Exercise description ▸ Copy every line of the listing that holds the string "address".

Listed entries ▸
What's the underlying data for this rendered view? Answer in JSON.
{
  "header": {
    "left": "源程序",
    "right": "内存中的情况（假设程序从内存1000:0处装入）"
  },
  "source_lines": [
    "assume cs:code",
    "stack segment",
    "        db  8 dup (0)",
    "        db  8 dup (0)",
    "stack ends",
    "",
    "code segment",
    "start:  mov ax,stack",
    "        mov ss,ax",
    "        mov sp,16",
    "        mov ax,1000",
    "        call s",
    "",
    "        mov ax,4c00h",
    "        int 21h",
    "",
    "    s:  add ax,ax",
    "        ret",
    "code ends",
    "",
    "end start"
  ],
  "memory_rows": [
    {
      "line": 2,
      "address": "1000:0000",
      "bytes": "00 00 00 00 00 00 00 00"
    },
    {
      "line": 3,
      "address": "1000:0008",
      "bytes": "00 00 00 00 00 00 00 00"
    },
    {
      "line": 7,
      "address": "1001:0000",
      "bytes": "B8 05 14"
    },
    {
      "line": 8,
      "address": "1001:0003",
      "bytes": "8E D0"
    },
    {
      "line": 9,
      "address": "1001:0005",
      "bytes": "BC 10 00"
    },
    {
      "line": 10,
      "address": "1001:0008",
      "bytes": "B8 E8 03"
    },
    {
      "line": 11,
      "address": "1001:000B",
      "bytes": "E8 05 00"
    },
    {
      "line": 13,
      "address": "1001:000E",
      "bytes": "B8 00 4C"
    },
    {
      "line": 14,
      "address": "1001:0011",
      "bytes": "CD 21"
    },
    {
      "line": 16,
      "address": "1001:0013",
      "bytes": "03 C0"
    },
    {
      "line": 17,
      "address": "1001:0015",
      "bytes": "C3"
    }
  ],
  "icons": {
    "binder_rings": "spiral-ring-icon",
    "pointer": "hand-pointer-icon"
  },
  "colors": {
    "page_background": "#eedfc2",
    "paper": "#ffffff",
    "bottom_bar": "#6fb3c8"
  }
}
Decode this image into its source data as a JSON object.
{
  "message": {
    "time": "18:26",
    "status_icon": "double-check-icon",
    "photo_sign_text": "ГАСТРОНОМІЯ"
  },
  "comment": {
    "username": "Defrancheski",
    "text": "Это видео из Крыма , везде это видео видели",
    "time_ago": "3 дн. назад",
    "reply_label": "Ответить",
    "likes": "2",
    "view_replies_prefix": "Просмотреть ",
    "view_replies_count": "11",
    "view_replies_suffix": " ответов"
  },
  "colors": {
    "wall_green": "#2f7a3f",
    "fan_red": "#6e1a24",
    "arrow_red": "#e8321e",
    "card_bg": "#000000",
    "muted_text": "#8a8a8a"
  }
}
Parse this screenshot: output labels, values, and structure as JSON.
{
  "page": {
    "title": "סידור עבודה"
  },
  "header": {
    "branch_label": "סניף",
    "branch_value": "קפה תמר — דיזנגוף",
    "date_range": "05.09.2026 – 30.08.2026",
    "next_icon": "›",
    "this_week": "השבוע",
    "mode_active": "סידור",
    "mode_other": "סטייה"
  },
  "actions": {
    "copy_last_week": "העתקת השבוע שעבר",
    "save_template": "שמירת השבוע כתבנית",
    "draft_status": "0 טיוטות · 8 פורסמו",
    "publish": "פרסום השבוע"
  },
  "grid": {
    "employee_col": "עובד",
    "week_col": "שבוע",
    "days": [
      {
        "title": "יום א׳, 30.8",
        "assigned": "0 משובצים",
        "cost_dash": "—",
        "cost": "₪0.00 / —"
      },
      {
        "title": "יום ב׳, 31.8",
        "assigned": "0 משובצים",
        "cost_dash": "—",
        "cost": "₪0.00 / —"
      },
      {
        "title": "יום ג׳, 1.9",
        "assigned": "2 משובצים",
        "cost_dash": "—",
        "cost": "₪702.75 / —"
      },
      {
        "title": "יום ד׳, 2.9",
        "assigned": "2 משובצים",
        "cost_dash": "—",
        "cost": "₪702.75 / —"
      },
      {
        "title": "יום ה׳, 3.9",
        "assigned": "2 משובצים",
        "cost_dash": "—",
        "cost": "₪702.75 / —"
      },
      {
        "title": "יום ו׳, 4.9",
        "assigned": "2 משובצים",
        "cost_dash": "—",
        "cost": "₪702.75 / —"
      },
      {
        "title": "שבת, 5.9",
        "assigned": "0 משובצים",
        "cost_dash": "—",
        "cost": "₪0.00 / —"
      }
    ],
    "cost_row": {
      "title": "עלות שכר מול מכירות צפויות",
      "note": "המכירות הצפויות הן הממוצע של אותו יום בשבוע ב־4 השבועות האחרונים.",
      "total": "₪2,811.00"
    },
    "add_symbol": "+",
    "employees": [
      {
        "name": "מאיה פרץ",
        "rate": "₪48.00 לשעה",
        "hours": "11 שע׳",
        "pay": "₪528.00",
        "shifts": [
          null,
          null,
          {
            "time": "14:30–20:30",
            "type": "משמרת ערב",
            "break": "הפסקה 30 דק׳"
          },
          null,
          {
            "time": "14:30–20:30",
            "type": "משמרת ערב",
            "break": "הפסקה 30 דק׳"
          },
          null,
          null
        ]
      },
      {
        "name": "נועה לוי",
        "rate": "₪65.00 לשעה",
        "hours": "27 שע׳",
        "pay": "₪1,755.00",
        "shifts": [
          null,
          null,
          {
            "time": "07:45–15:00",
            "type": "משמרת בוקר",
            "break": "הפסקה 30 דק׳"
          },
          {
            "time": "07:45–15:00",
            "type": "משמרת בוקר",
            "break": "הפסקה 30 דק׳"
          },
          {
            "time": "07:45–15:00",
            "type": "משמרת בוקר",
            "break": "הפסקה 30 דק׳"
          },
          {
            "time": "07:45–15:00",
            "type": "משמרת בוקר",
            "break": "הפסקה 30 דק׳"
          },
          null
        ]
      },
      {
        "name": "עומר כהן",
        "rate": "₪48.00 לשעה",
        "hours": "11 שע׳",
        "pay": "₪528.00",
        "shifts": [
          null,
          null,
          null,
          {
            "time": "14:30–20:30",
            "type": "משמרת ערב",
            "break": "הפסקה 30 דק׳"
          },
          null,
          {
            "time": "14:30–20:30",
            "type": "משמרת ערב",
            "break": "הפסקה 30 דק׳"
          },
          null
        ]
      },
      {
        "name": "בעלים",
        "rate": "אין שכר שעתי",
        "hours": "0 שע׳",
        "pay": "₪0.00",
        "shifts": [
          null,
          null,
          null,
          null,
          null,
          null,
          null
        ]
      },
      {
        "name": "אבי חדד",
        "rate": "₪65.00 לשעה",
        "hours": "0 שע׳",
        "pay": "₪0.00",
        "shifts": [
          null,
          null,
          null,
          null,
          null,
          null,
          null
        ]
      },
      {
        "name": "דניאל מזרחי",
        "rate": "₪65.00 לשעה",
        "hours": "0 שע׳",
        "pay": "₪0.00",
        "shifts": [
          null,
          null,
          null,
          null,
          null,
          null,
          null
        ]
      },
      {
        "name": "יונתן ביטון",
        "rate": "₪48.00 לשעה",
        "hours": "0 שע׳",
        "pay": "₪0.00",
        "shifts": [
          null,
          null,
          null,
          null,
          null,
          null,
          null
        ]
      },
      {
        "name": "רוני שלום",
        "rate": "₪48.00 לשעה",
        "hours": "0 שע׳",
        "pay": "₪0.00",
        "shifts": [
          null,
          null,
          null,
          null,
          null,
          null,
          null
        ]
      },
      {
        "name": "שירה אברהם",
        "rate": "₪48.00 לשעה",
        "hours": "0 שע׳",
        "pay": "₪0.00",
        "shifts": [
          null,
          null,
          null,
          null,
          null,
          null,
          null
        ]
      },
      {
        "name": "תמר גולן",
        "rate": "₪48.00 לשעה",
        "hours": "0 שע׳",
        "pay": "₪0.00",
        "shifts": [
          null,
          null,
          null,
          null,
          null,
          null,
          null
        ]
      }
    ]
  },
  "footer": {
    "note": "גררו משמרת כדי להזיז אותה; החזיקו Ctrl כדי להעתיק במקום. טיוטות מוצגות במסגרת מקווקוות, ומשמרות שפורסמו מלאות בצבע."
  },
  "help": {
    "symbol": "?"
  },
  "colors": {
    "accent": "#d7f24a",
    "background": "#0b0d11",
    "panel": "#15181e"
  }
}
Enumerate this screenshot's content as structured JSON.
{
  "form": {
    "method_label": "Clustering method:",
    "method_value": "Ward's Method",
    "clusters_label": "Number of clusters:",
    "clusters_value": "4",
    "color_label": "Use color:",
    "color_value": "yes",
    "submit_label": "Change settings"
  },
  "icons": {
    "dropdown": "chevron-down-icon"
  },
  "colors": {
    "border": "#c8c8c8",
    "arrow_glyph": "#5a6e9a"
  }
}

Worked solution ▸
      "address": "1000:0000",
      "address": "1000:0008",
      "address": "1001:0000",
      "address": "1001:0003",
      "address": "1001:0005",
      "address": "1001:0008",
      "address": "1001:000B",
      "address": "1001:000E",
      "address": "1001:0011",
      "address": "1001:0013",
      "address": "1001:0015",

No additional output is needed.